**Material for this exercise**.
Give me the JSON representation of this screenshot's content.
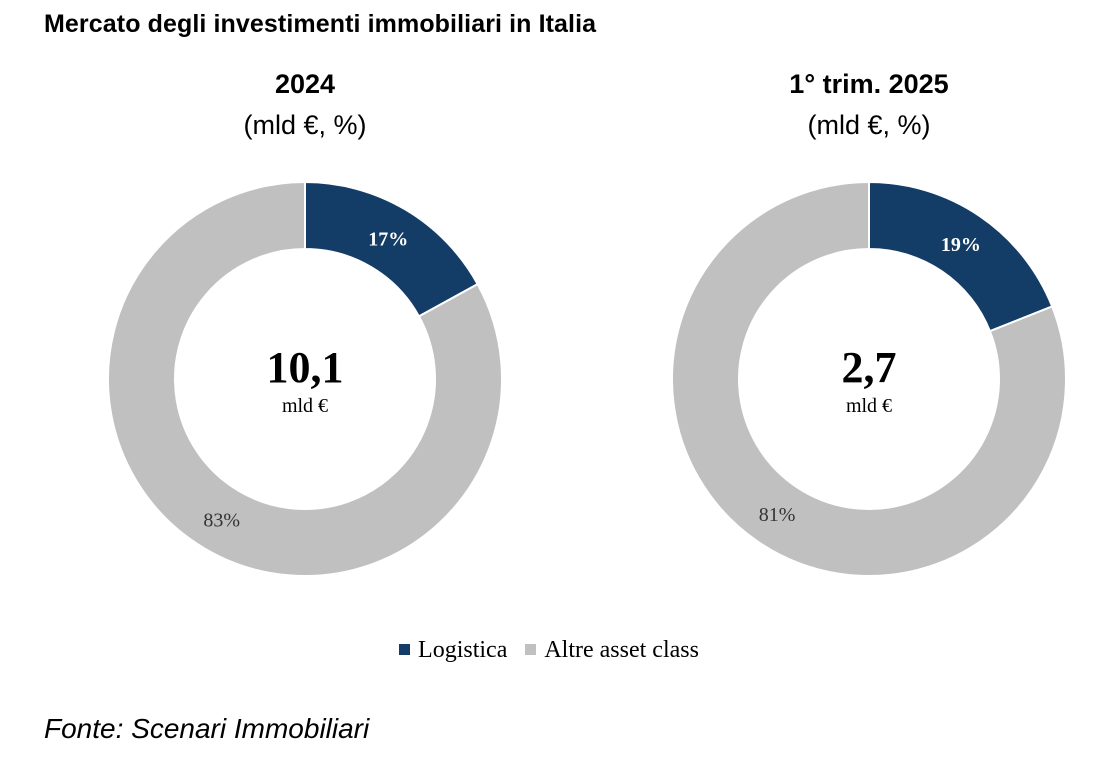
{
  "title": "Mercato degli investimenti immobiliari in Italia",
  "source": "Fonte: Scenari Immobiliari",
  "colors": {
    "logistica": "#133d66",
    "altre": "#c0c0c0",
    "label_dark": "#ffffff",
    "label_light": "#333333"
  },
  "legend": [
    {
      "label": "Logistica",
      "color": "#133d66"
    },
    {
      "label": "Altre asset class",
      "color": "#c0c0c0"
    }
  ],
  "chart_data": [
    {
      "type": "pie",
      "variant": "donut",
      "title": "2024",
      "subtitle": "(mld €, %)",
      "center_value": "10,1",
      "center_unit": "mld €",
      "slices": [
        {
          "label": "Logistica",
          "value": 17,
          "display": "17%"
        },
        {
          "label": "Altre asset class",
          "value": 83,
          "display": "83%"
        }
      ]
    },
    {
      "type": "pie",
      "variant": "donut",
      "title": "1° trim. 2025",
      "subtitle": "(mld €, %)",
      "center_value": "2,7",
      "center_unit": "mld €",
      "slices": [
        {
          "label": "Logistica",
          "value": 19,
          "display": "19%"
        },
        {
          "label": "Altre asset class",
          "value": 81,
          "display": "81%"
        }
      ]
    }
  ]
}
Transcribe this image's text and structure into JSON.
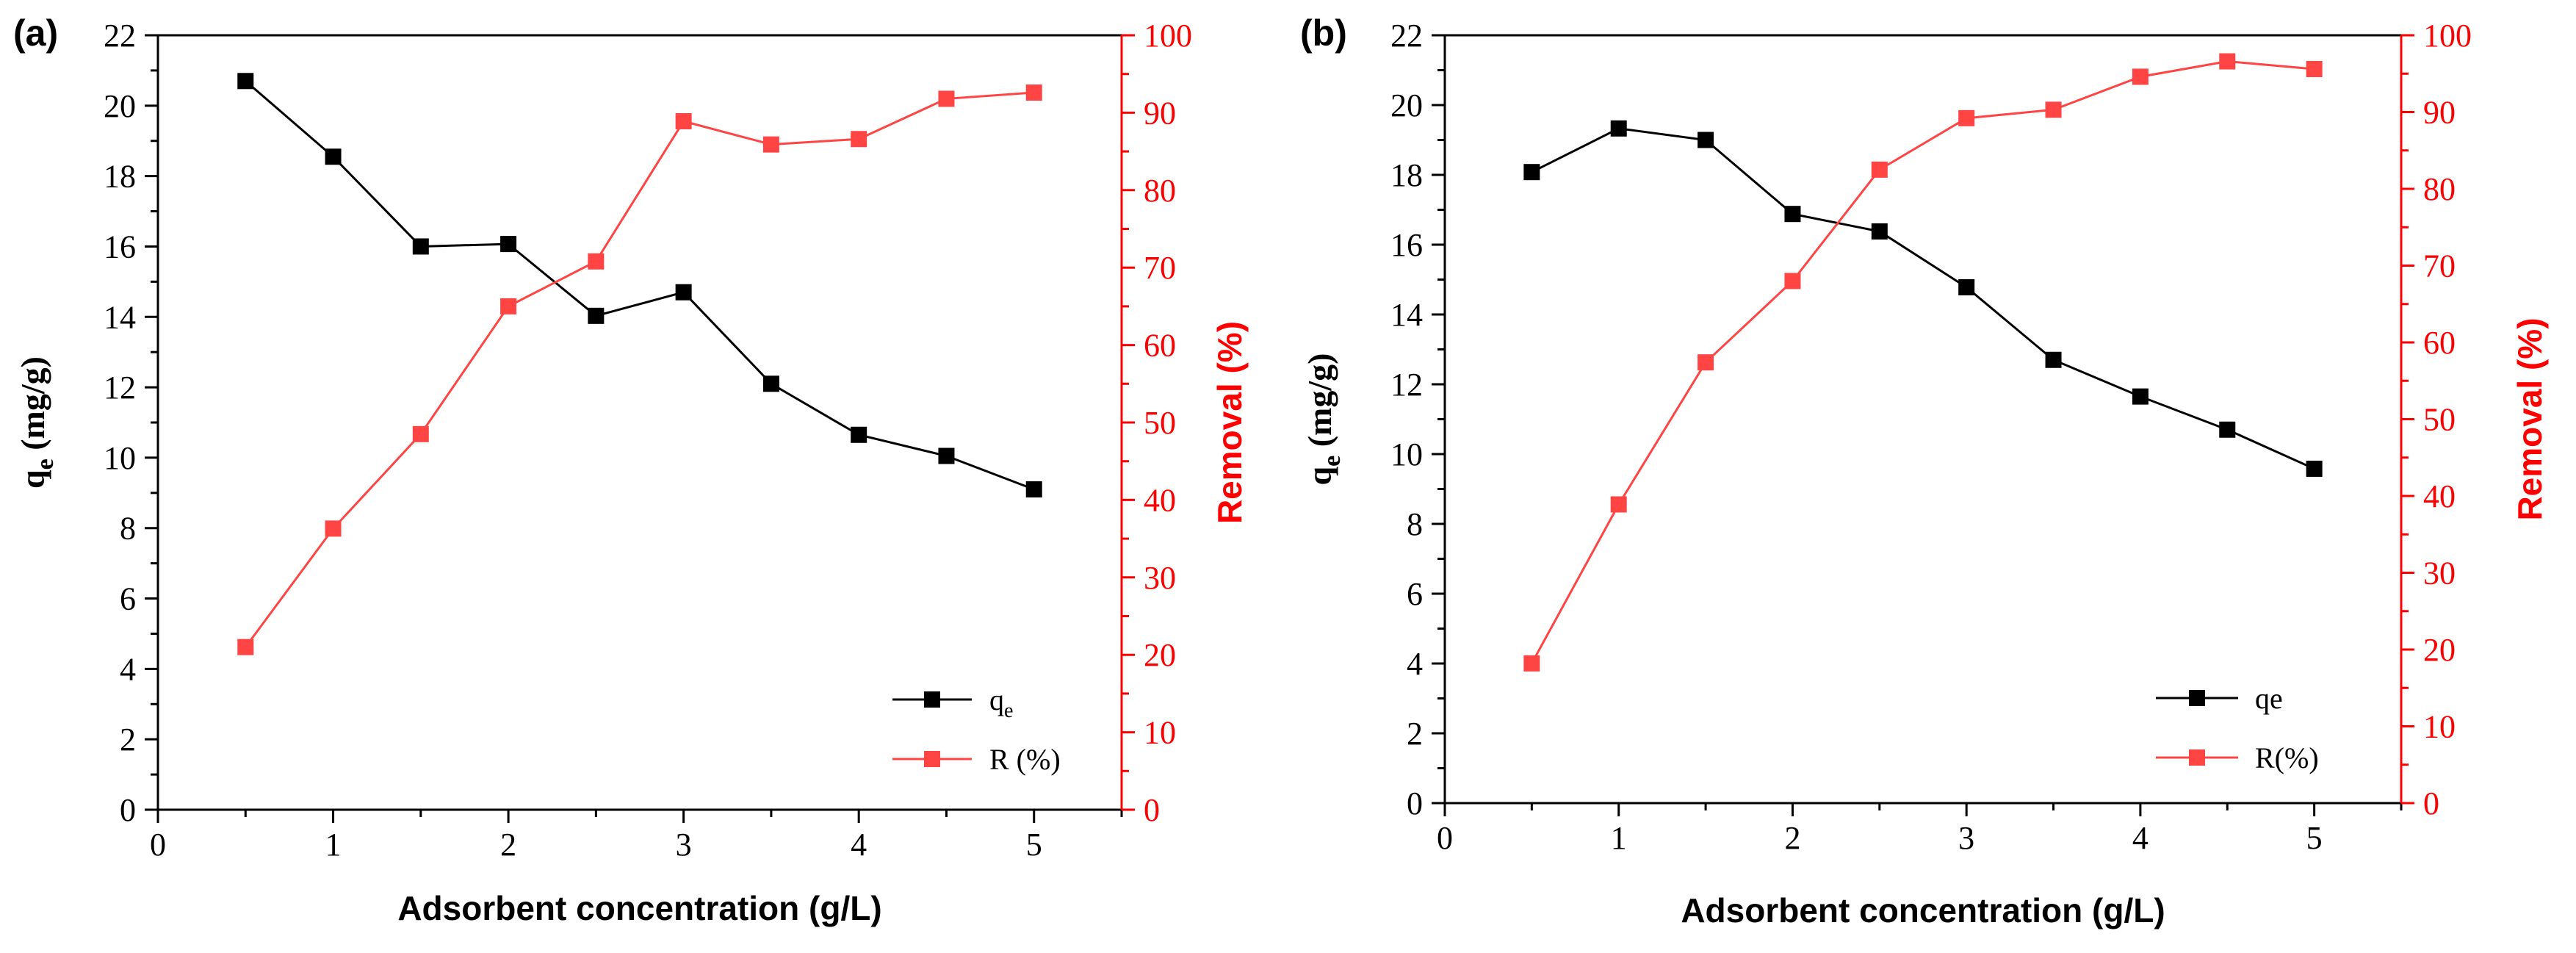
{
  "figure": {
    "background": "#ffffff"
  },
  "colors": {
    "qe": "#000000",
    "removal": "#ff0000",
    "removal_line": "#ff4444"
  },
  "chart_data": [
    {
      "type": "line",
      "panel_label": "(a)",
      "xlabel": "Adsorbent concentration (g/L)",
      "ylabel": "q",
      "ylabel_sub": "e",
      "ylabel_suffix": " (mg/g)",
      "y2label": "Removal (%)",
      "xlim": [
        0,
        5.5
      ],
      "ylim": [
        0,
        22
      ],
      "y2lim": [
        0,
        100
      ],
      "xticks": [
        0,
        1,
        2,
        3,
        4,
        5
      ],
      "yticks": [
        0,
        2,
        4,
        6,
        8,
        10,
        12,
        14,
        16,
        18,
        20,
        22
      ],
      "y2ticks": [
        0,
        10,
        20,
        30,
        40,
        50,
        60,
        70,
        80,
        90,
        100
      ],
      "x": [
        0.5,
        1,
        1.5,
        2,
        2.5,
        3,
        3.5,
        4,
        4.5,
        5
      ],
      "legend_position": "bottom-right",
      "series": [
        {
          "key": "qe",
          "name": "q",
          "name_sub": "e",
          "axis": "left",
          "values": [
            20.7,
            18.55,
            16.0,
            16.07,
            14.03,
            14.7,
            12.1,
            10.65,
            10.05,
            9.1
          ]
        },
        {
          "key": "removal",
          "name": "R (%)",
          "name_sub": "",
          "axis": "right",
          "values": [
            21.0,
            36.3,
            48.5,
            65.0,
            70.8,
            88.9,
            85.9,
            86.6,
            91.8,
            92.6
          ]
        }
      ]
    },
    {
      "type": "line",
      "panel_label": "(b)",
      "xlabel": "Adsorbent concentration (g/L)",
      "ylabel": "q",
      "ylabel_sub": "e",
      "ylabel_suffix": " (mg/g)",
      "y2label": "Removal (%)",
      "xlim": [
        0,
        5.5
      ],
      "ylim": [
        0,
        22
      ],
      "y2lim": [
        0,
        100
      ],
      "xticks": [
        0,
        1,
        2,
        3,
        4,
        5
      ],
      "yticks": [
        0,
        2,
        4,
        6,
        8,
        10,
        12,
        14,
        16,
        18,
        20,
        22
      ],
      "y2ticks": [
        0,
        10,
        20,
        30,
        40,
        50,
        60,
        70,
        80,
        90,
        100
      ],
      "x": [
        0.5,
        1,
        1.5,
        2,
        2.5,
        3,
        3.5,
        4,
        4.5,
        5
      ],
      "legend_position": "bottom-right",
      "series": [
        {
          "key": "qe",
          "name": "qe",
          "name_sub": "",
          "axis": "left",
          "values": [
            18.08,
            19.33,
            19.0,
            16.88,
            16.38,
            14.78,
            12.7,
            11.65,
            10.7,
            9.58
          ]
        },
        {
          "key": "removal",
          "name": "R(%)",
          "name_sub": "",
          "axis": "right",
          "values": [
            18.2,
            38.9,
            57.4,
            68.0,
            82.5,
            89.2,
            90.3,
            94.6,
            96.6,
            95.6
          ]
        }
      ]
    }
  ]
}
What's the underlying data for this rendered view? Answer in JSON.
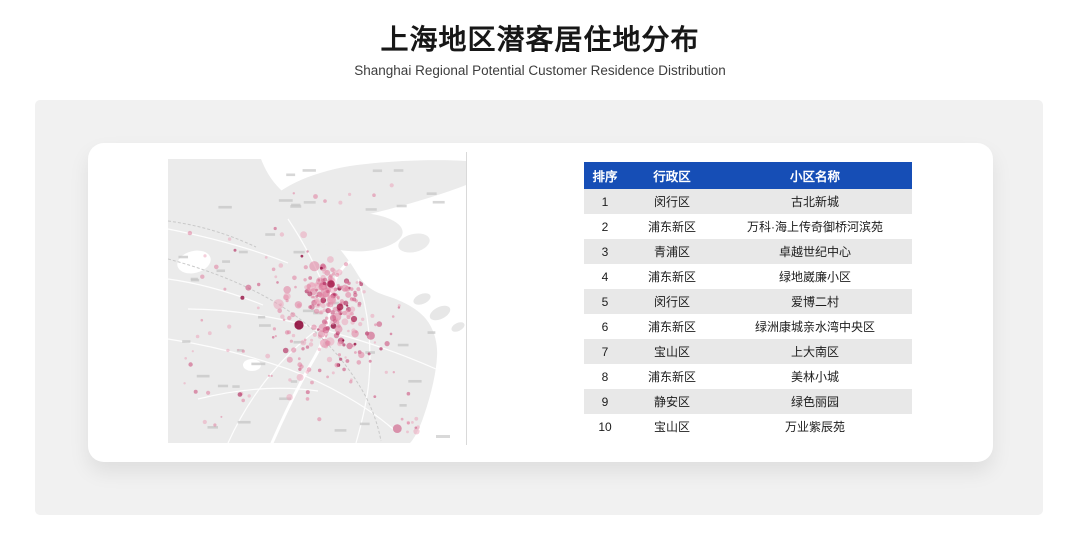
{
  "page": {
    "title": "上海地区潜客居住地分布",
    "subtitle": "Shanghai Regional Potential Customer Residence Distribution"
  },
  "colors": {
    "table_header_blue": "#164EB6",
    "table_stripe_gray": "#E8E8E8",
    "panel_background": "#F1F1F1",
    "card_background": "#FFFFFF",
    "map_land_gray": "#EBEBEB",
    "map_water_white": "#FFFFFF",
    "dot_pink": "#D4759D",
    "dot_deep_red": "#A3134E"
  },
  "map": {
    "description": "Grey basemap of Shanghai (mainland, Chongming, Changxing and Hengsha islands) with pink density dots marking potential-customer residences; the densest cluster covers the central urban districts, thinning toward the suburbs"
  },
  "chart_data": {
    "type": "table",
    "title": "上海地区潜客居住地分布",
    "subtitle": "Shanghai Regional Potential Customer Residence Distribution",
    "columns": [
      "排序",
      "行政区",
      "小区名称"
    ],
    "rows": [
      [
        "1",
        "闵行区",
        "古北新城"
      ],
      [
        "2",
        "浦东新区",
        "万科·海上传奇御桥河滨苑"
      ],
      [
        "3",
        "青浦区",
        "卓越世纪中心"
      ],
      [
        "4",
        "浦东新区",
        "绿地崴廉小区"
      ],
      [
        "5",
        "闵行区",
        "爱博二村"
      ],
      [
        "6",
        "浦东新区",
        "绿洲康城亲水湾中央区"
      ],
      [
        "7",
        "宝山区",
        "上大南区"
      ],
      [
        "8",
        "浦东新区",
        "美林小城"
      ],
      [
        "9",
        "静安区",
        "绿色丽园"
      ],
      [
        "10",
        "宝山区",
        "万业紫辰苑"
      ]
    ]
  }
}
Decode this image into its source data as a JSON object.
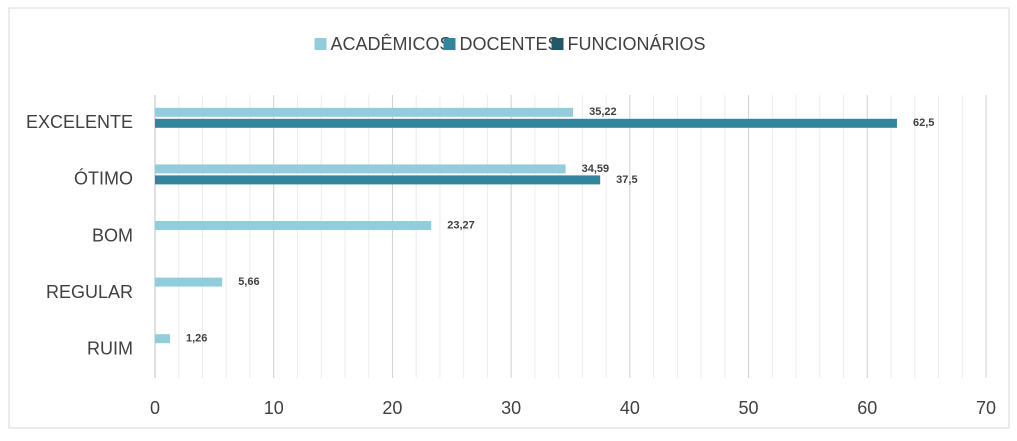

**Stated task**. Transcribe the preceding listing in its entirety and with exact wording, leaving out pictures.

**Solution to this problem**.
Give me the JSON representation of this screenshot's content.
{
  "title": "Mercato degli investimenti immobiliari in Italia",
  "source": "Fonte: Scenari Immobiliari",
  "colors": {
    "logistica": "#133d66",
    "altre": "#c0c0c0",
    "label_dark": "#ffffff",
    "label_light": "#333333"
  },
  "legend": [
    {
      "label": "Logistica",
      "color": "#133d66"
    },
    {
      "label": "Altre asset class",
      "color": "#c0c0c0"
    }
  ],
  "chart_data": [
    {
      "type": "pie",
      "variant": "donut",
      "title": "2024",
      "subtitle": "(mld €, %)",
      "center_value": "10,1",
      "center_unit": "mld €",
      "slices": [
        {
          "label": "Logistica",
          "value": 17,
          "display": "17%"
        },
        {
          "label": "Altre asset class",
          "value": 83,
          "display": "83%"
        }
      ]
    },
    {
      "type": "pie",
      "variant": "donut",
      "title": "1° trim. 2025",
      "subtitle": "(mld €, %)",
      "center_value": "2,7",
      "center_unit": "mld €",
      "slices": [
        {
          "label": "Logistica",
          "value": 19,
          "display": "19%"
        },
        {
          "label": "Altre asset class",
          "value": 81,
          "display": "81%"
        }
      ]
    }
  ]
}
Transcribe this image's text and structure into JSON.
{
  "figure": {
    "background": "#ffffff"
  },
  "colors": {
    "qe": "#000000",
    "removal": "#ff0000",
    "removal_line": "#ff4444"
  },
  "chart_data": [
    {
      "type": "line",
      "panel_label": "(a)",
      "xlabel": "Adsorbent concentration (g/L)",
      "ylabel": "q",
      "ylabel_sub": "e",
      "ylabel_suffix": " (mg/g)",
      "y2label": "Removal (%)",
      "xlim": [
        0,
        5.5
      ],
      "ylim": [
        0,
        22
      ],
      "y2lim": [
        0,
        100
      ],
      "xticks": [
        0,
        1,
        2,
        3,
        4,
        5
      ],
      "yticks": [
        0,
        2,
        4,
        6,
        8,
        10,
        12,
        14,
        16,
        18,
        20,
        22
      ],
      "y2ticks": [
        0,
        10,
        20,
        30,
        40,
        50,
        60,
        70,
        80,
        90,
        100
      ],
      "x": [
        0.5,
        1,
        1.5,
        2,
        2.5,
        3,
        3.5,
        4,
        4.5,
        5
      ],
      "legend_position": "bottom-right",
      "series": [
        {
          "key": "qe",
          "name": "q",
          "name_sub": "e",
          "axis": "left",
          "values": [
            20.7,
            18.55,
            16.0,
            16.07,
            14.03,
            14.7,
            12.1,
            10.65,
            10.05,
            9.1
          ]
        },
        {
          "key": "removal",
          "name": "R (%)",
          "name_sub": "",
          "axis": "right",
          "values": [
            21.0,
            36.3,
            48.5,
            65.0,
            70.8,
            88.9,
            85.9,
            86.6,
            91.8,
            92.6
          ]
        }
      ]
    },
    {
      "type": "line",
      "panel_label": "(b)",
      "xlabel": "Adsorbent concentration (g/L)",
      "ylabel": "q",
      "ylabel_sub": "e",
      "ylabel_suffix": " (mg/g)",
      "y2label": "Removal (%)",
      "xlim": [
        0,
        5.5
      ],
      "ylim": [
        0,
        22
      ],
      "y2lim": [
        0,
        100
      ],
      "xticks": [
        0,
        1,
        2,
        3,
        4,
        5
      ],
      "yticks": [
        0,
        2,
        4,
        6,
        8,
        10,
        12,
        14,
        16,
        18,
        20,
        22
      ],
      "y2ticks": [
        0,
        10,
        20,
        30,
        40,
        50,
        60,
        70,
        80,
        90,
        100
      ],
      "x": [
        0.5,
        1,
        1.5,
        2,
        2.5,
        3,
        3.5,
        4,
        4.5,
        5
      ],
      "legend_position": "bottom-right",
      "series": [
        {
          "key": "qe",
          "name": "qe",
          "name_sub": "",
          "axis": "left",
          "values": [
            18.08,
            19.33,
            19.0,
            16.88,
            16.38,
            14.78,
            12.7,
            11.65,
            10.7,
            9.58
          ]
        },
        {
          "key": "removal",
          "name": "R(%)",
          "name_sub": "",
          "axis": "right",
          "values": [
            18.2,
            38.9,
            57.4,
            68.0,
            82.5,
            89.2,
            90.3,
            94.6,
            96.6,
            95.6
          ]
        }
      ]
    }
  ]
}
What's the underlying data for this rendered view? Answer in JSON.
{
  "page": {
    "title": "上海地区潜客居住地分布",
    "subtitle": "Shanghai Regional Potential Customer Residence Distribution"
  },
  "colors": {
    "table_header_blue": "#164EB6",
    "table_stripe_gray": "#E8E8E8",
    "panel_background": "#F1F1F1",
    "card_background": "#FFFFFF",
    "map_land_gray": "#EBEBEB",
    "map_water_white": "#FFFFFF",
    "dot_pink": "#D4759D",
    "dot_deep_red": "#A3134E"
  },
  "map": {
    "description": "Grey basemap of Shanghai (mainland, Chongming, Changxing and Hengsha islands) with pink density dots marking potential-customer residences; the densest cluster covers the central urban districts, thinning toward the suburbs"
  },
  "chart_data": {
    "type": "table",
    "title": "上海地区潜客居住地分布",
    "subtitle": "Shanghai Regional Potential Customer Residence Distribution",
    "columns": [
      "排序",
      "行政区",
      "小区名称"
    ],
    "rows": [
      [
        "1",
        "闵行区",
        "古北新城"
      ],
      [
        "2",
        "浦东新区",
        "万科·海上传奇御桥河滨苑"
      ],
      [
        "3",
        "青浦区",
        "卓越世纪中心"
      ],
      [
        "4",
        "浦东新区",
        "绿地崴廉小区"
      ],
      [
        "5",
        "闵行区",
        "爱博二村"
      ],
      [
        "6",
        "浦东新区",
        "绿洲康城亲水湾中央区"
      ],
      [
        "7",
        "宝山区",
        "上大南区"
      ],
      [
        "8",
        "浦东新区",
        "美林小城"
      ],
      [
        "9",
        "静安区",
        "绿色丽园"
      ],
      [
        "10",
        "宝山区",
        "万业紫辰苑"
      ]
    ]
  }
}
Decode this image into its source data as a JSON object.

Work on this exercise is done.